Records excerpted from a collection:
◇ ◇ ◇ ◇

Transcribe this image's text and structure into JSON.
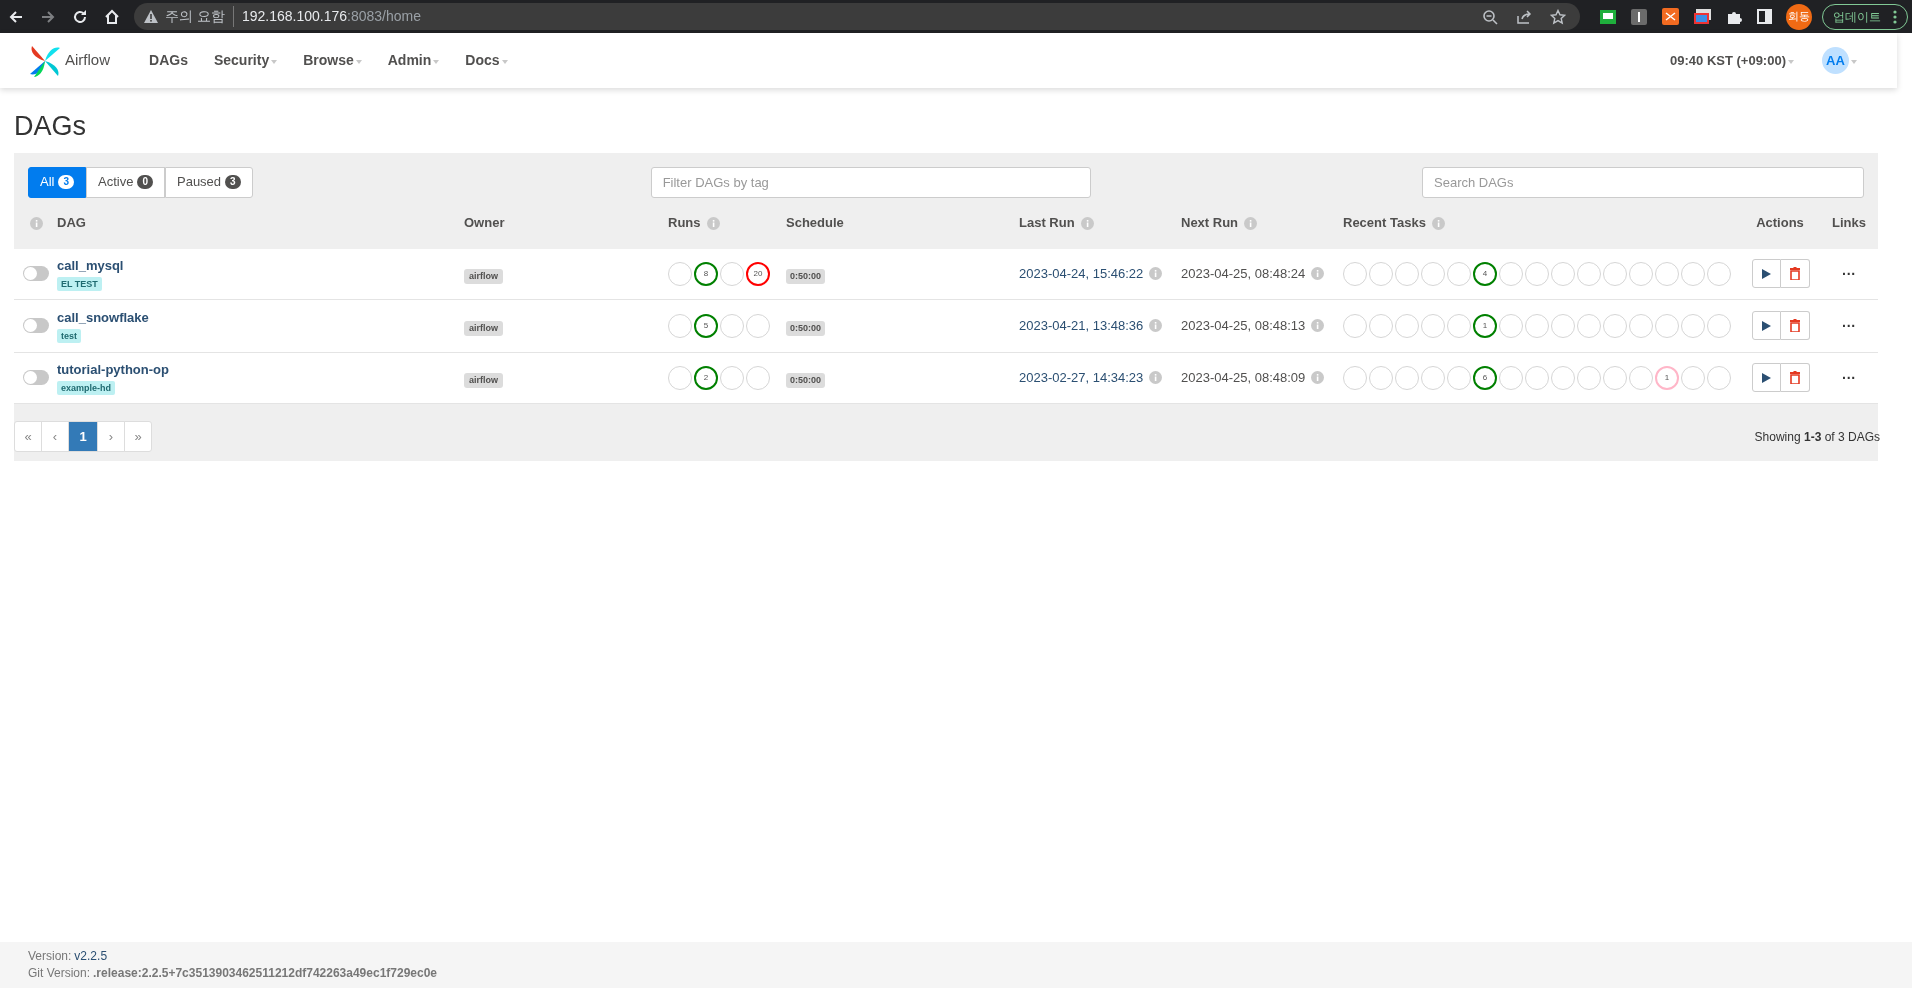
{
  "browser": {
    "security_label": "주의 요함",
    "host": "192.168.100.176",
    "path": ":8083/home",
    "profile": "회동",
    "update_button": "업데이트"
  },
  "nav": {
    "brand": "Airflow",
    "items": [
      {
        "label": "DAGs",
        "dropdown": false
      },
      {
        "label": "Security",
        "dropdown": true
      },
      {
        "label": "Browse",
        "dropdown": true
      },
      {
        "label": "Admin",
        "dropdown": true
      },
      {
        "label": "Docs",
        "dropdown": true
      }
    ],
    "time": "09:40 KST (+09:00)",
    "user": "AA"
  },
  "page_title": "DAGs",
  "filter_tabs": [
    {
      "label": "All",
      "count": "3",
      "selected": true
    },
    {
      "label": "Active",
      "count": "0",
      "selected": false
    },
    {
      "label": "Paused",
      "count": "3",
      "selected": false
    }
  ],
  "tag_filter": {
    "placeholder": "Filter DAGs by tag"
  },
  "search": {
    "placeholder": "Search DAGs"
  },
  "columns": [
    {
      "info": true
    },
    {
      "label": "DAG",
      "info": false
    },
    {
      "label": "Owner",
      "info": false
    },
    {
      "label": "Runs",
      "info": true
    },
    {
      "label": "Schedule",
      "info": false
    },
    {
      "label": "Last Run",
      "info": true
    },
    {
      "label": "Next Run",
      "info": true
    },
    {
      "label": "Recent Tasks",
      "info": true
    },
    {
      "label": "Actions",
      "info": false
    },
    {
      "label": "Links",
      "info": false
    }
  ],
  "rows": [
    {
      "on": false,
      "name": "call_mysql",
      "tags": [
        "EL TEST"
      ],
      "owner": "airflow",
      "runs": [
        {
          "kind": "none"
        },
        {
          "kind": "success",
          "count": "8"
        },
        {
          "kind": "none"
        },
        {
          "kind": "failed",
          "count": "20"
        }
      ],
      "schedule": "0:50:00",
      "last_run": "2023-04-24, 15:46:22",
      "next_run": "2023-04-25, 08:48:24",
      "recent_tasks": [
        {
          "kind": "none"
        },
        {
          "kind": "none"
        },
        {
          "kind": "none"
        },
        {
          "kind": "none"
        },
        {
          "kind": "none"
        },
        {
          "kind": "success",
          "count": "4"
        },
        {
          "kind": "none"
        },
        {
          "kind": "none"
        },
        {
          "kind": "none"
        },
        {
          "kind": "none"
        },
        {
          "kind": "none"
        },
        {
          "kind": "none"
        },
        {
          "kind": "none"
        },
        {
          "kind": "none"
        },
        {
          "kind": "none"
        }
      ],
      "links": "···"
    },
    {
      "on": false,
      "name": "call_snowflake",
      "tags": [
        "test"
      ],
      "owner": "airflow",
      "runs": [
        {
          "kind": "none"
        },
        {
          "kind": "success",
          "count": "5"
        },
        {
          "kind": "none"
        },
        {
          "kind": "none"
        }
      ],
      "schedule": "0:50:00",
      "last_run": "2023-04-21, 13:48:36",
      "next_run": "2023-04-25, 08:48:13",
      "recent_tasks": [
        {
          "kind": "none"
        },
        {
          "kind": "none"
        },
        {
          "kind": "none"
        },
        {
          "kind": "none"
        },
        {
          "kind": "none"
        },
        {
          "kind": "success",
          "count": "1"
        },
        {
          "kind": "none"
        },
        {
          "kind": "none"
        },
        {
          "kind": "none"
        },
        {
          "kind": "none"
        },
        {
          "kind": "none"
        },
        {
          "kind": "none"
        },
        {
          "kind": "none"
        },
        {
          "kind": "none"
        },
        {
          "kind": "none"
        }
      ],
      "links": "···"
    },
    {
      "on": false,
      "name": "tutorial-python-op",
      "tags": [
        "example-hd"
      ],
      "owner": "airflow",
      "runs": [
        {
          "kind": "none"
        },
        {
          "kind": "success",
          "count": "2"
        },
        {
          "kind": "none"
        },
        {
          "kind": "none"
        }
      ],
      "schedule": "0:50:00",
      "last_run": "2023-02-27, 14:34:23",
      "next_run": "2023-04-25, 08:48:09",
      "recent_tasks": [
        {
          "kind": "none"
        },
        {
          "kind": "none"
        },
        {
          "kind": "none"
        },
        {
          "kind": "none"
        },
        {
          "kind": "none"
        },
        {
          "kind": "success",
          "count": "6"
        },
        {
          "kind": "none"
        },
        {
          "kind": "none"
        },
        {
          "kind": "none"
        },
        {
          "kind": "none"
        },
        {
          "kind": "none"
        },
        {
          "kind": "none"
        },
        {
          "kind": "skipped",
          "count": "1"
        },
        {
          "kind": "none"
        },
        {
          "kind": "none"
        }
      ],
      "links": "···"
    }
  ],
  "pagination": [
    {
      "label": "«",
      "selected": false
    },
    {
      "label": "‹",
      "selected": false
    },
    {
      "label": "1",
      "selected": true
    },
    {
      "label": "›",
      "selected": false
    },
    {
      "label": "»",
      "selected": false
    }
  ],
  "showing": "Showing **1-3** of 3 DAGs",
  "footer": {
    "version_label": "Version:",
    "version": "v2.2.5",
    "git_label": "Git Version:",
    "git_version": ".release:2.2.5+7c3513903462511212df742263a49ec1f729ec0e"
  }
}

◇ ◇ ◇ ◇

§ Stated goal:
Reproduce every record word for word. The copy must contain no pictures.

§ Response to the task:
Transcribe this image's text and structure into JSON.
{
  "browser": {
    "security_label": "주의 요함",
    "host": "192.168.100.176",
    "path": ":8083/home",
    "profile": "회동",
    "update_button": "업데이트"
  },
  "nav": {
    "brand": "Airflow",
    "items": [
      {
        "label": "DAGs",
        "dropdown": false
      },
      {
        "label": "Security",
        "dropdown": true
      },
      {
        "label": "Browse",
        "dropdown": true
      },
      {
        "label": "Admin",
        "dropdown": true
      },
      {
        "label": "Docs",
        "dropdown": true
      }
    ],
    "time": "09:40 KST (+09:00)",
    "user": "AA"
  },
  "page_title": "DAGs",
  "filter_tabs": [
    {
      "label": "All",
      "count": "3",
      "selected": true
    },
    {
      "label": "Active",
      "count": "0",
      "selected": false
    },
    {
      "label": "Paused",
      "count": "3",
      "selected": false
    }
  ],
  "tag_filter": {
    "placeholder": "Filter DAGs by tag"
  },
  "search": {
    "placeholder": "Search DAGs"
  },
  "columns": [
    {
      "info": true
    },
    {
      "label": "DAG",
      "info": false
    },
    {
      "label": "Owner",
      "info": false
    },
    {
      "label": "Runs",
      "info": true
    },
    {
      "label": "Schedule",
      "info": false
    },
    {
      "label": "Last Run",
      "info": true
    },
    {
      "label": "Next Run",
      "info": true
    },
    {
      "label": "Recent Tasks",
      "info": true
    },
    {
      "label": "Actions",
      "info": false
    },
    {
      "label": "Links",
      "info": false
    }
  ],
  "rows": [
    {
      "on": false,
      "name": "call_mysql",
      "tags": [
        "EL TEST"
      ],
      "owner": "airflow",
      "runs": [
        {
          "kind": "none"
        },
        {
          "kind": "success",
          "count": "8"
        },
        {
          "kind": "none"
        },
        {
          "kind": "failed",
          "count": "20"
        }
      ],
      "schedule": "0:50:00",
      "last_run": "2023-04-24, 15:46:22",
      "next_run": "2023-04-25, 08:48:24",
      "recent_tasks": [
        {
          "kind": "none"
        },
        {
          "kind": "none"
        },
        {
          "kind": "none"
        },
        {
          "kind": "none"
        },
        {
          "kind": "none"
        },
        {
          "kind": "success",
          "count": "4"
        },
        {
          "kind": "none"
        },
        {
          "kind": "none"
        },
        {
          "kind": "none"
        },
        {
          "kind": "none"
        },
        {
          "kind": "none"
        },
        {
          "kind": "none"
        },
        {
          "kind": "none"
        },
        {
          "kind": "none"
        },
        {
          "kind": "none"
        }
      ],
      "links": "···"
    },
    {
      "on": false,
      "name": "call_snowflake",
      "tags": [
        "test"
      ],
      "owner": "airflow",
      "runs": [
        {
          "kind": "none"
        },
        {
          "kind": "success",
          "count": "5"
        },
        {
          "kind": "none"
        },
        {
          "kind": "none"
        }
      ],
      "schedule": "0:50:00",
      "last_run": "2023-04-21, 13:48:36",
      "next_run": "2023-04-25, 08:48:13",
      "recent_tasks": [
        {
          "kind": "none"
        },
        {
          "kind": "none"
        },
        {
          "kind": "none"
        },
        {
          "kind": "none"
        },
        {
          "kind": "none"
        },
        {
          "kind": "success",
          "count": "1"
        },
        {
          "kind": "none"
        },
        {
          "kind": "none"
        },
        {
          "kind": "none"
        },
        {
          "kind": "none"
        },
        {
          "kind": "none"
        },
        {
          "kind": "none"
        },
        {
          "kind": "none"
        },
        {
          "kind": "none"
        },
        {
          "kind": "none"
        }
      ],
      "links": "···"
    },
    {
      "on": false,
      "name": "tutorial-python-op",
      "tags": [
        "example-hd"
      ],
      "owner": "airflow",
      "runs": [
        {
          "kind": "none"
        },
        {
          "kind": "success",
          "count": "2"
        },
        {
          "kind": "none"
        },
        {
          "kind": "none"
        }
      ],
      "schedule": "0:50:00",
      "last_run": "2023-02-27, 14:34:23",
      "next_run": "2023-04-25, 08:48:09",
      "recent_tasks": [
        {
          "kind": "none"
        },
        {
          "kind": "none"
        },
        {
          "kind": "none"
        },
        {
          "kind": "none"
        },
        {
          "kind": "none"
        },
        {
          "kind": "success",
          "count": "6"
        },
        {
          "kind": "none"
        },
        {
          "kind": "none"
        },
        {
          "kind": "none"
        },
        {
          "kind": "none"
        },
        {
          "kind": "none"
        },
        {
          "kind": "none"
        },
        {
          "kind": "skipped",
          "count": "1"
        },
        {
          "kind": "none"
        },
        {
          "kind": "none"
        }
      ],
      "links": "···"
    }
  ],
  "pagination": [
    {
      "label": "«",
      "selected": false
    },
    {
      "label": "‹",
      "selected": false
    },
    {
      "label": "1",
      "selected": true
    },
    {
      "label": "›",
      "selected": false
    },
    {
      "label": "»",
      "selected": false
    }
  ],
  "showing": "Showing **1-3** of 3 DAGs",
  "footer": {
    "version_label": "Version:",
    "version": "v2.2.5",
    "git_label": "Git Version:",
    "git_version": ".release:2.2.5+7c3513903462511212df742263a49ec1f729ec0e"
  }
}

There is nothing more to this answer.